*Data excerpts*.

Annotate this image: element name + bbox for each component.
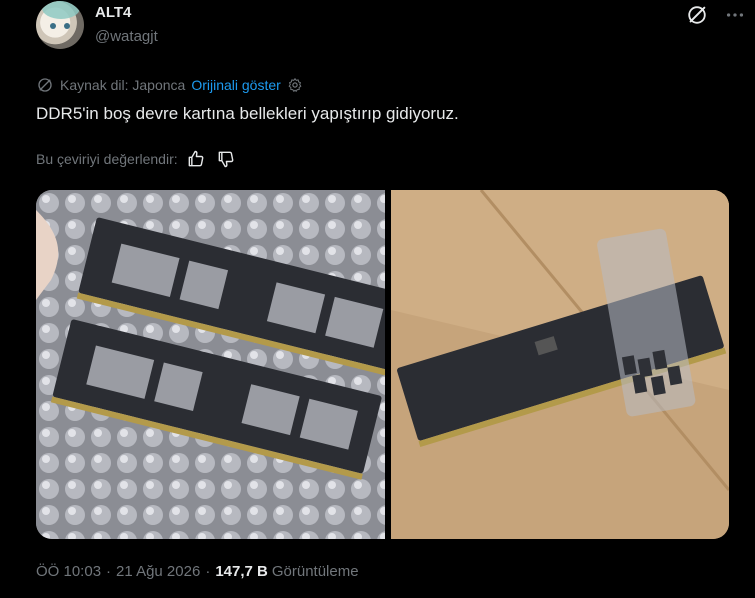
==
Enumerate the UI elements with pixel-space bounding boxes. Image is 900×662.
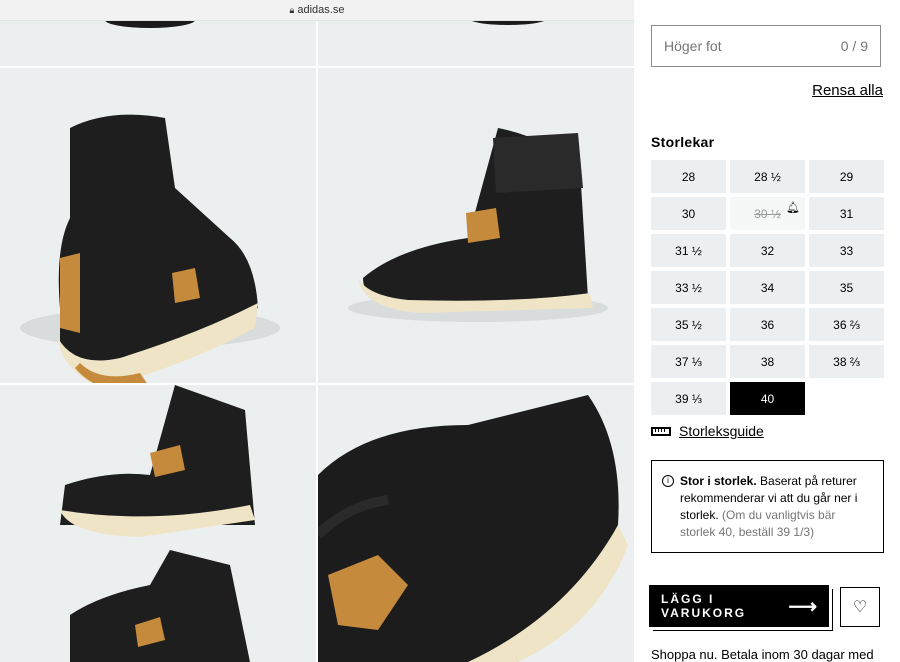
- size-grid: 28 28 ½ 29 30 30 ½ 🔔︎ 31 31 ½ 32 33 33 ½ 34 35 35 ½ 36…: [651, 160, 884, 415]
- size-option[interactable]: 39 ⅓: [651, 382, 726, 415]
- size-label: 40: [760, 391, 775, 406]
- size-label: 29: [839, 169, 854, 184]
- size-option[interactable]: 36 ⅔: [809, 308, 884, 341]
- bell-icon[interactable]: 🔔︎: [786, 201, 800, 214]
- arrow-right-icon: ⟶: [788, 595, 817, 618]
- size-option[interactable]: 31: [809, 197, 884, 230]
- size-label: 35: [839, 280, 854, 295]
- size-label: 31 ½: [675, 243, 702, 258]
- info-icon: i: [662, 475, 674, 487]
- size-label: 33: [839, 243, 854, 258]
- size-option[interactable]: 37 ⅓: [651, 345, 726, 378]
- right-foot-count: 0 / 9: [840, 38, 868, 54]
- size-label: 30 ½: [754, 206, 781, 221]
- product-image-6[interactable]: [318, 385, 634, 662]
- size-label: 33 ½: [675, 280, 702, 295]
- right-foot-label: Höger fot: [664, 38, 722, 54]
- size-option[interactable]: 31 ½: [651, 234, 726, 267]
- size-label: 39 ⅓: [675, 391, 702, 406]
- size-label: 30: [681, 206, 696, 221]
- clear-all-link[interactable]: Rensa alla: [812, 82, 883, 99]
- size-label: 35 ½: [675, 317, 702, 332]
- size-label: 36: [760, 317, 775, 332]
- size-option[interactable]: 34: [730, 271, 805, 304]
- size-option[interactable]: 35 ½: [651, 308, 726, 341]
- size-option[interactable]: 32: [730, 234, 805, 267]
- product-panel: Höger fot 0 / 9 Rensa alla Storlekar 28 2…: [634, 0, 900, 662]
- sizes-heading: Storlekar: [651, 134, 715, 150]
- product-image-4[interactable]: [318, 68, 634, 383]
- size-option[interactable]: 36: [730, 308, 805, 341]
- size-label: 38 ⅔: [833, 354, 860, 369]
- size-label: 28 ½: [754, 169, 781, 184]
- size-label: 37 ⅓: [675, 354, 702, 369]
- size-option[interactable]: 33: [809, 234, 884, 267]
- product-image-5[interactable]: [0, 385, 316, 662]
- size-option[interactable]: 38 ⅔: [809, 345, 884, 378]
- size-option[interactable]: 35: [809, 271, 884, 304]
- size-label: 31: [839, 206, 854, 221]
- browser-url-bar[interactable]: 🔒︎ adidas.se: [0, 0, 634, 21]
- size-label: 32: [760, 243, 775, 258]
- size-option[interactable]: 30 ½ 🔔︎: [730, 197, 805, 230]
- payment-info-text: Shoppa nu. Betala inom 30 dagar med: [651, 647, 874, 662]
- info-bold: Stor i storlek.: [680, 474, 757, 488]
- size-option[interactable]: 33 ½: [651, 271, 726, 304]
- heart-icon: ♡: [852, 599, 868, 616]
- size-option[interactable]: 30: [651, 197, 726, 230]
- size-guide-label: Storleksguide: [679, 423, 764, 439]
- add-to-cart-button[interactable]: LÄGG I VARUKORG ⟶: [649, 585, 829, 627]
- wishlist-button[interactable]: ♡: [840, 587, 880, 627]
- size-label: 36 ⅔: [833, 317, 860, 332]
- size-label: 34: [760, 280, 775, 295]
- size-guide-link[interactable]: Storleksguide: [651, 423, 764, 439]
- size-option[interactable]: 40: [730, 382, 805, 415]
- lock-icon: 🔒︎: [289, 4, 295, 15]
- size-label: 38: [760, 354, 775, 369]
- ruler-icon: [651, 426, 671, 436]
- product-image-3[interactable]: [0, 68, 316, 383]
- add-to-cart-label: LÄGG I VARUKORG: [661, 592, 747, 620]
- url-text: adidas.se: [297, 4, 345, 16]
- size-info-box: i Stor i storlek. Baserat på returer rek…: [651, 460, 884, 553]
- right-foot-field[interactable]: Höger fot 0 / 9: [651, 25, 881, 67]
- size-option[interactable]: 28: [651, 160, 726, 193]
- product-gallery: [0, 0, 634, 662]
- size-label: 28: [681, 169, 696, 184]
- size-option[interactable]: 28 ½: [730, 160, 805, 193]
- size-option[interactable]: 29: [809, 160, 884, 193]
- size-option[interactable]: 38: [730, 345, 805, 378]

*Directions for this task*. In the stretch of the material from the line containing "Enumerate the UI" through the line containing "- product-image-4[interactable]: [318, 68, 634, 383]", swap "size-label" for "size-text" and leave everything else unchanged. Give back only those lines, without the picture.

*Exercise output*.
Enumerate the UI elements with pixel-space bounding boxes. Image is 900×662.
- size-grid: 28 28 ½ 29 30 30 ½ 🔔︎ 31 31 ½ 32 33 33 ½ 34 35 35 ½ 36…: [651, 160, 884, 415]
- size-option[interactable]: 39 ⅓: [651, 382, 726, 415]
- size-text: 40: [760, 391, 775, 406]
- size-text: 29: [839, 169, 854, 184]
- size-option[interactable]: 36 ⅔: [809, 308, 884, 341]
- bell-icon[interactable]: 🔔︎: [786, 201, 800, 214]
- arrow-right-icon: ⟶: [788, 595, 817, 618]
- size-option[interactable]: 31: [809, 197, 884, 230]
- size-text: 35: [839, 280, 854, 295]
- size-text: 31 ½: [675, 243, 702, 258]
- info-icon: i: [662, 475, 674, 487]
- size-text: 33: [839, 243, 854, 258]
- size-option[interactable]: 37 ⅓: [651, 345, 726, 378]
- right-foot-count: 0 / 9: [840, 38, 868, 54]
- size-text: 30 ½: [754, 206, 781, 221]
- product-image-6[interactable]: [318, 385, 634, 662]
- size-text: 33 ½: [675, 280, 702, 295]
- right-foot-label: Höger fot: [664, 38, 722, 54]
- size-option[interactable]: 31 ½: [651, 234, 726, 267]
- size-text: 39 ⅓: [675, 391, 702, 406]
- size-text: 30: [681, 206, 696, 221]
- clear-all-link[interactable]: Rensa alla: [812, 82, 883, 99]
- size-text: 35 ½: [675, 317, 702, 332]
- size-text: 36: [760, 317, 775, 332]
- size-option[interactable]: 34: [730, 271, 805, 304]
- size-option[interactable]: 35 ½: [651, 308, 726, 341]
- size-option[interactable]: 32: [730, 234, 805, 267]
- product-panel: Höger fot 0 / 9 Rensa alla Storlekar 28 2…: [634, 0, 900, 662]
- sizes-heading: Storlekar: [651, 134, 715, 150]
- product-image-4[interactable]: [318, 68, 634, 383]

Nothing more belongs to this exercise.